WORK REQUIRED:
Transcribe every entry below word for word, but skip the pictures.

DATA SECTION:
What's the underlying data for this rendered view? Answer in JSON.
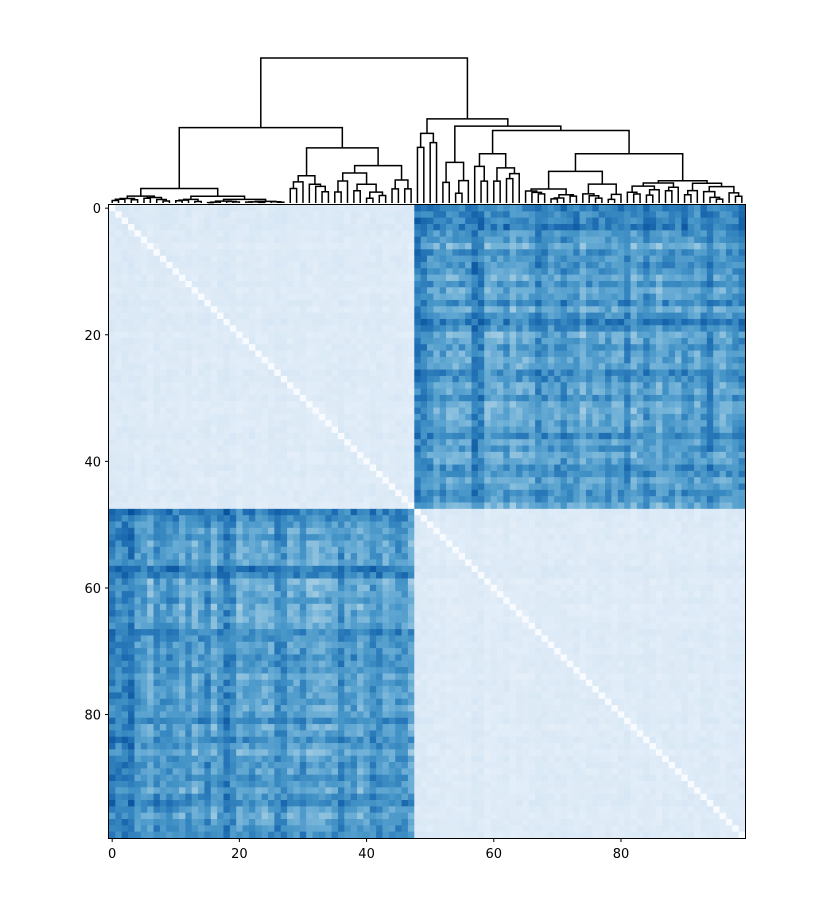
{
  "chart_data": [
    {
      "type": "dendrogram",
      "leaves": 100,
      "orientation": "top",
      "line_color": "#000000",
      "merges": [
        {
          "left_cluster_leaves": "0-47",
          "right_cluster_leaves": "48-99",
          "height": 1.0
        },
        {
          "left_cluster_leaves": "0-27",
          "right_cluster_leaves": "28-47",
          "height": 0.52
        },
        {
          "left_cluster_leaves": "48-51",
          "right_cluster_leaves": "52-99",
          "height": 0.58
        },
        {
          "left_cluster_leaves": "52-56",
          "right_cluster_leaves": "57-99",
          "height": 0.53
        },
        {
          "left_cluster_leaves": "57-64",
          "right_cluster_leaves": "65-99",
          "height": 0.5
        }
      ]
    },
    {
      "type": "heatmap",
      "rows": 100,
      "cols": 100,
      "colormap": "Blues",
      "value_range": [
        0,
        1
      ],
      "diagonal_value": 0,
      "block_structure": {
        "group_a": "0-47",
        "group_b": "48-99",
        "within_group_level": 0.15,
        "between_group_level": 0.6,
        "strong_indices": [
          0,
          1,
          2,
          3,
          15,
          18,
          48,
          49,
          57,
          58,
          67
        ]
      },
      "x_ticks": [
        "0",
        "20",
        "40",
        "60",
        "80"
      ],
      "y_ticks": [
        "0",
        "20",
        "40",
        "60",
        "80"
      ]
    }
  ]
}
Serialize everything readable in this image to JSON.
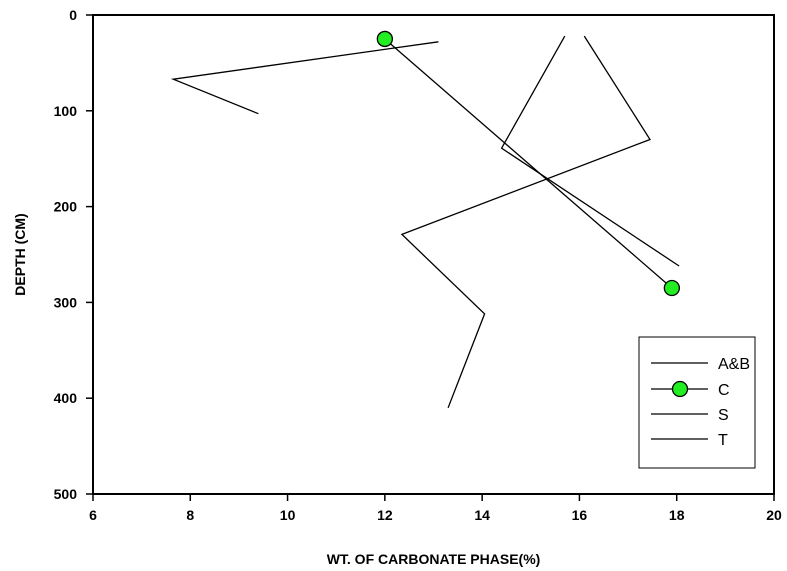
{
  "chart_data": {
    "type": "line",
    "xlabel": "WT. OF CARBONATE PHASE(%)",
    "ylabel": "DEPTH (CM)",
    "xlim": [
      6,
      20
    ],
    "ylim": [
      0,
      500
    ],
    "y_inverted": true,
    "x_ticks": [
      6,
      8,
      10,
      12,
      14,
      16,
      18,
      20
    ],
    "y_ticks": [
      0,
      100,
      200,
      300,
      400,
      500
    ],
    "grid": false,
    "legend_position": "bottom-right",
    "series": [
      {
        "name": "A&B",
        "marker": "none",
        "color": "#000000",
        "points": [
          [
            13.1,
            28
          ],
          [
            7.65,
            67
          ],
          [
            9.4,
            103
          ]
        ]
      },
      {
        "name": "C",
        "marker": "circle",
        "color": "#000000",
        "marker_fill": "#22ee22",
        "points": [
          [
            12.0,
            25
          ],
          [
            17.9,
            285
          ]
        ]
      },
      {
        "name": "S",
        "marker": "none",
        "color": "#000000",
        "points": [
          [
            15.7,
            22
          ],
          [
            14.4,
            139
          ],
          [
            18.05,
            262
          ]
        ]
      },
      {
        "name": "T",
        "marker": "none",
        "color": "#000000",
        "points": [
          [
            16.1,
            22
          ],
          [
            17.45,
            130
          ],
          [
            12.35,
            229
          ],
          [
            14.05,
            312
          ],
          [
            13.3,
            410
          ]
        ]
      }
    ]
  }
}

FINAL RESULT:
What's the underlying data for this rendered view? Answer in JSON.
{
  "chart_data": [
    {
      "type": "dendrogram",
      "leaves": 100,
      "orientation": "top",
      "line_color": "#000000",
      "merges": [
        {
          "left_cluster_leaves": "0-47",
          "right_cluster_leaves": "48-99",
          "height": 1.0
        },
        {
          "left_cluster_leaves": "0-27",
          "right_cluster_leaves": "28-47",
          "height": 0.52
        },
        {
          "left_cluster_leaves": "48-51",
          "right_cluster_leaves": "52-99",
          "height": 0.58
        },
        {
          "left_cluster_leaves": "52-56",
          "right_cluster_leaves": "57-99",
          "height": 0.53
        },
        {
          "left_cluster_leaves": "57-64",
          "right_cluster_leaves": "65-99",
          "height": 0.5
        }
      ]
    },
    {
      "type": "heatmap",
      "rows": 100,
      "cols": 100,
      "colormap": "Blues",
      "value_range": [
        0,
        1
      ],
      "diagonal_value": 0,
      "block_structure": {
        "group_a": "0-47",
        "group_b": "48-99",
        "within_group_level": 0.15,
        "between_group_level": 0.6,
        "strong_indices": [
          0,
          1,
          2,
          3,
          15,
          18,
          48,
          49,
          57,
          58,
          67
        ]
      },
      "x_ticks": [
        "0",
        "20",
        "40",
        "60",
        "80"
      ],
      "y_ticks": [
        "0",
        "20",
        "40",
        "60",
        "80"
      ]
    }
  ]
}
Serialize everything readable in this image to JSON.
{
  "chart_data": {
    "type": "line",
    "xlabel": "WT. OF CARBONATE PHASE(%)",
    "ylabel": "DEPTH (CM)",
    "xlim": [
      6,
      20
    ],
    "ylim": [
      0,
      500
    ],
    "y_inverted": true,
    "x_ticks": [
      6,
      8,
      10,
      12,
      14,
      16,
      18,
      20
    ],
    "y_ticks": [
      0,
      100,
      200,
      300,
      400,
      500
    ],
    "grid": false,
    "legend_position": "bottom-right",
    "series": [
      {
        "name": "A&B",
        "marker": "none",
        "color": "#000000",
        "points": [
          [
            13.1,
            28
          ],
          [
            7.65,
            67
          ],
          [
            9.4,
            103
          ]
        ]
      },
      {
        "name": "C",
        "marker": "circle",
        "color": "#000000",
        "marker_fill": "#22ee22",
        "points": [
          [
            12.0,
            25
          ],
          [
            17.9,
            285
          ]
        ]
      },
      {
        "name": "S",
        "marker": "none",
        "color": "#000000",
        "points": [
          [
            15.7,
            22
          ],
          [
            14.4,
            139
          ],
          [
            18.05,
            262
          ]
        ]
      },
      {
        "name": "T",
        "marker": "none",
        "color": "#000000",
        "points": [
          [
            16.1,
            22
          ],
          [
            17.45,
            130
          ],
          [
            12.35,
            229
          ],
          [
            14.05,
            312
          ],
          [
            13.3,
            410
          ]
        ]
      }
    ]
  }
}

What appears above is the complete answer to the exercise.